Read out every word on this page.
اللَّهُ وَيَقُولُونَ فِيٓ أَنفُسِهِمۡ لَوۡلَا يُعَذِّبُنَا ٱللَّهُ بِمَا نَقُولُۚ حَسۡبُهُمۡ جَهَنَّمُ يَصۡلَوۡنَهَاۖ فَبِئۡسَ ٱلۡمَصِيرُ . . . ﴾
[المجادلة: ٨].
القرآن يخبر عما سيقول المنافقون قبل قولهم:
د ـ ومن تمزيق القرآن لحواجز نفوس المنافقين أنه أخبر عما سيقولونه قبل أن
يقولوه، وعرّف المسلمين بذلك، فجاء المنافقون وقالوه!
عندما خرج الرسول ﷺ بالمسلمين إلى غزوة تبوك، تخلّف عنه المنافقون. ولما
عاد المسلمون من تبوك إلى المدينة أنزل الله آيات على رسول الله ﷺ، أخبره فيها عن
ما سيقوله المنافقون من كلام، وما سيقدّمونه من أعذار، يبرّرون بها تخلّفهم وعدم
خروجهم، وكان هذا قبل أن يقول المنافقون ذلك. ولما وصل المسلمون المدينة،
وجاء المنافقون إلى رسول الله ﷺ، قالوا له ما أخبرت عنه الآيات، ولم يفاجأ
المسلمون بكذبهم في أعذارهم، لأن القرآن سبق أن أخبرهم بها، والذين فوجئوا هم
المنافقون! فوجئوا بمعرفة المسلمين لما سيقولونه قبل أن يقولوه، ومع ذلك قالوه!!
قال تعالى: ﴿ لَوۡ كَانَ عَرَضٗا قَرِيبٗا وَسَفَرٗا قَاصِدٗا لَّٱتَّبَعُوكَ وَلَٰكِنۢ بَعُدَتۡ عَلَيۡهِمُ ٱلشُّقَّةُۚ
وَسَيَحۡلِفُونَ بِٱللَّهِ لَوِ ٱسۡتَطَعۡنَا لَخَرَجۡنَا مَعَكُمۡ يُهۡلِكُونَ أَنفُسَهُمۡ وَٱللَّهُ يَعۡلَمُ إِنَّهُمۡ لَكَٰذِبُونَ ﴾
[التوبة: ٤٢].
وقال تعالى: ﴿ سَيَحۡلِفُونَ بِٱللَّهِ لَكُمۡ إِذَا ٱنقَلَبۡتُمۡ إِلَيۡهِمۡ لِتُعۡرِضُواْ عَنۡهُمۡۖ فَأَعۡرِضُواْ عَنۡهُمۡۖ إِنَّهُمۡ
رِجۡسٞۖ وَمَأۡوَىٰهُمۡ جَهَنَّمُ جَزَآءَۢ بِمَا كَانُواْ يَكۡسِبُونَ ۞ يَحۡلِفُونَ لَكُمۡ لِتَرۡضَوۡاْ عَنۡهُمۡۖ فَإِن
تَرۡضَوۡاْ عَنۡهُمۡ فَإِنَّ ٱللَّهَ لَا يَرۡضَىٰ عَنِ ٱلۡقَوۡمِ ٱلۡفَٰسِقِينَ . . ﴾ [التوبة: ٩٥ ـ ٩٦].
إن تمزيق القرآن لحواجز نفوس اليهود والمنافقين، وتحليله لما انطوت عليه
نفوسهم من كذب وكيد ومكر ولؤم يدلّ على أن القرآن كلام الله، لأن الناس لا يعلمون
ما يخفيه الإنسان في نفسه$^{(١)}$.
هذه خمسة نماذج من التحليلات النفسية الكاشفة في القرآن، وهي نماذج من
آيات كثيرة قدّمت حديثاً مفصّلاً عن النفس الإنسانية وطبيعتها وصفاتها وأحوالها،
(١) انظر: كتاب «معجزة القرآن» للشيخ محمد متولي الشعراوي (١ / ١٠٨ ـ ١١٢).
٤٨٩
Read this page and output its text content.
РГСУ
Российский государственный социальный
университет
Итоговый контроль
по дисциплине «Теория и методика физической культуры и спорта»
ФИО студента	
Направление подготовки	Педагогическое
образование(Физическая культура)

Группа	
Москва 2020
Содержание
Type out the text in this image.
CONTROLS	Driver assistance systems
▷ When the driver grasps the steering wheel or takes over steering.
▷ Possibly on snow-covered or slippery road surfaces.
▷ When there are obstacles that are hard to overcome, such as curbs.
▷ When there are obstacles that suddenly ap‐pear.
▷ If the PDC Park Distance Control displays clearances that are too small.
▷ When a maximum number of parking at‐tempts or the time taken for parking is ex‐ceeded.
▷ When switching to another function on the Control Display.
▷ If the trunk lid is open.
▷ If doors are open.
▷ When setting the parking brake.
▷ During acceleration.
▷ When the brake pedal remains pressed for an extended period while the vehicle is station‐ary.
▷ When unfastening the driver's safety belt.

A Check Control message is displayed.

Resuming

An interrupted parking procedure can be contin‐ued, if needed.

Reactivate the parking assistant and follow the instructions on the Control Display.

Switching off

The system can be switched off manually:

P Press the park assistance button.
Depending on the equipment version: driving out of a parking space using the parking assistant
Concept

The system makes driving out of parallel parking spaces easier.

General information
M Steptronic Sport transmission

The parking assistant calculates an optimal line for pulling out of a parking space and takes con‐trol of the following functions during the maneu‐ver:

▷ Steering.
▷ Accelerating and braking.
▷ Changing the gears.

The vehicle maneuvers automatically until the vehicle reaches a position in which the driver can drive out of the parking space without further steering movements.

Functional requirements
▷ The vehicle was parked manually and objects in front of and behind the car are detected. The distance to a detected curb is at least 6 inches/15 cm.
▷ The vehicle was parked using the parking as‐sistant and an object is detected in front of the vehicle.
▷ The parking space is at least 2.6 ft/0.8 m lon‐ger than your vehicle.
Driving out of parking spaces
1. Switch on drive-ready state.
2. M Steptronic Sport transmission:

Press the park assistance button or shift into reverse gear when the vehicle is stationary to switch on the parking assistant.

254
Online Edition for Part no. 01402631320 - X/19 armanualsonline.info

_WRITTEN INSTRUCTION_
Out of the material above, gather each line where "التوبة" appears.

_ANSWER FOR THE TASK_
[التوبة: ٤٢].
تَرۡضَوۡاْ عَنۡهُمۡ فَإِنَّ ٱللَّهَ لَا يَرۡضَىٰ عَنِ ٱلۡقَوۡمِ ٱلۡفَٰسِقِينَ . . ﴾ [التوبة: ٩٥ ـ ٩٦].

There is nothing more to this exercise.